*SOURCE DATA*

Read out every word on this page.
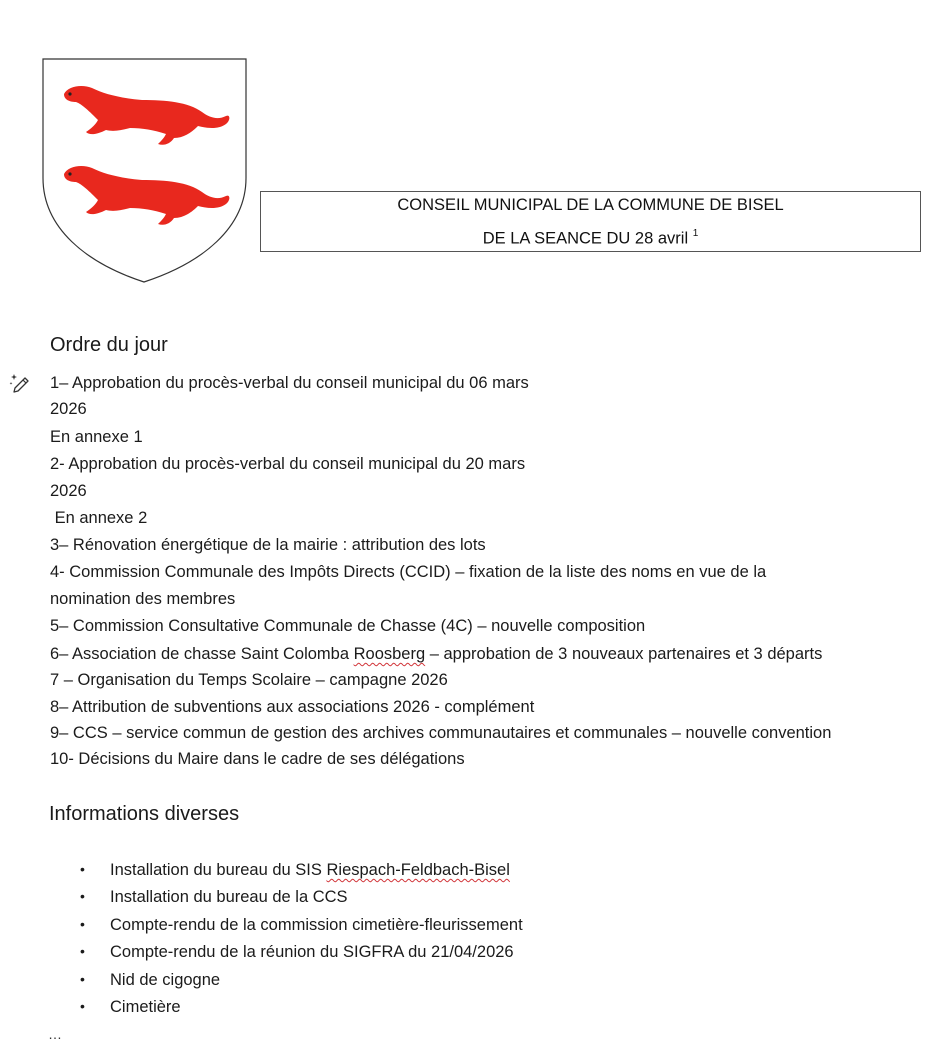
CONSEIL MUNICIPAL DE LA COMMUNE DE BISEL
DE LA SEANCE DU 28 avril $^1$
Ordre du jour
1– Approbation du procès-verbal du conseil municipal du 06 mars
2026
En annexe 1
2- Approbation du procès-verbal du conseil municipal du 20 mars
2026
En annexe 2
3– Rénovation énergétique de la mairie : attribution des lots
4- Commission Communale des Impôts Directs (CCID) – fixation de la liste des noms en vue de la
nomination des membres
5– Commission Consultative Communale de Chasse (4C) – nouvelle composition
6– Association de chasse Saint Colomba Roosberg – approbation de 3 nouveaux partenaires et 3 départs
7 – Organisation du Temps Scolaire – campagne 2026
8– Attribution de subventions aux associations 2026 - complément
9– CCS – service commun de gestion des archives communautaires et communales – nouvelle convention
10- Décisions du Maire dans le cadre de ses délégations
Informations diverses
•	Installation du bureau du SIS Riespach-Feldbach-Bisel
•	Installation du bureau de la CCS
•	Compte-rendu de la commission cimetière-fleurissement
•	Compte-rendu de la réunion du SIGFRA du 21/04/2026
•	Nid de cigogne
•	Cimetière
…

---

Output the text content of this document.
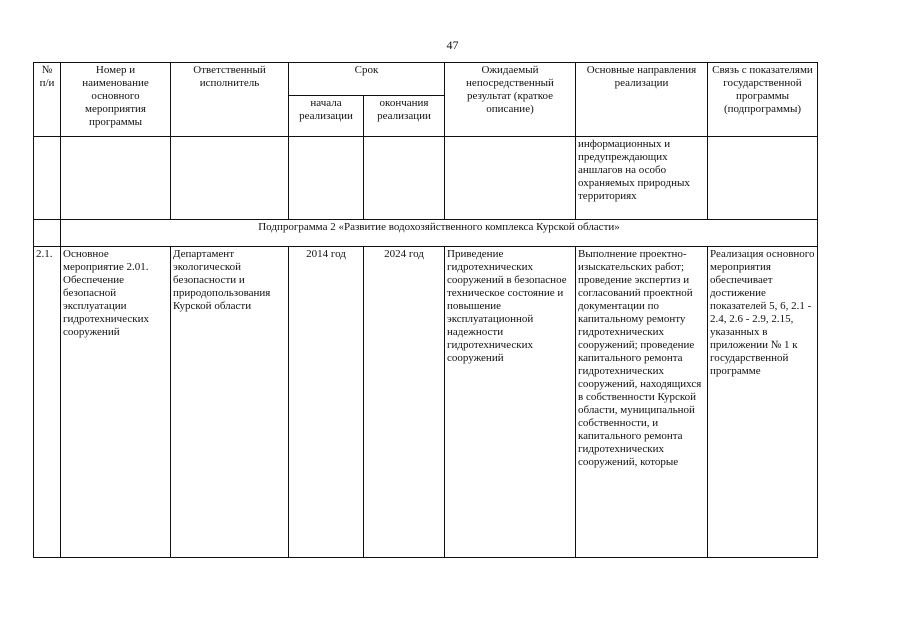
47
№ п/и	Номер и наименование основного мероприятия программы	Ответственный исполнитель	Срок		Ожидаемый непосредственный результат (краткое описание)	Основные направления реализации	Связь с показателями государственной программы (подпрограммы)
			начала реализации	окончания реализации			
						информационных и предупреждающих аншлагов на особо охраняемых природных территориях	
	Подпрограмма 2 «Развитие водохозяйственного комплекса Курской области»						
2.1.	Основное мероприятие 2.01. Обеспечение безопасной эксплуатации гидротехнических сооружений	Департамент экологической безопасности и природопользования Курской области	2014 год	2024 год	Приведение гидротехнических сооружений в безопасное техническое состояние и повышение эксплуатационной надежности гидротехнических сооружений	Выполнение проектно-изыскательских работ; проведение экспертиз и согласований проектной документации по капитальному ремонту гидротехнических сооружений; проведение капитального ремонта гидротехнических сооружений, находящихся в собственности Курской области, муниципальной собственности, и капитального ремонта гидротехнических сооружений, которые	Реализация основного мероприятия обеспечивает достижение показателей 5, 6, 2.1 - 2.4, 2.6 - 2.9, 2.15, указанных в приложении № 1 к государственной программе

*AIM OF THE TASK*
Search the entries for the word "Compte" and gather every line where it appears.

*OUTPUT*
•	Compte-rendu de la commission cimetière-fleurissement
•	Compte-rendu de la réunion du SIGFRA du 21/04/2026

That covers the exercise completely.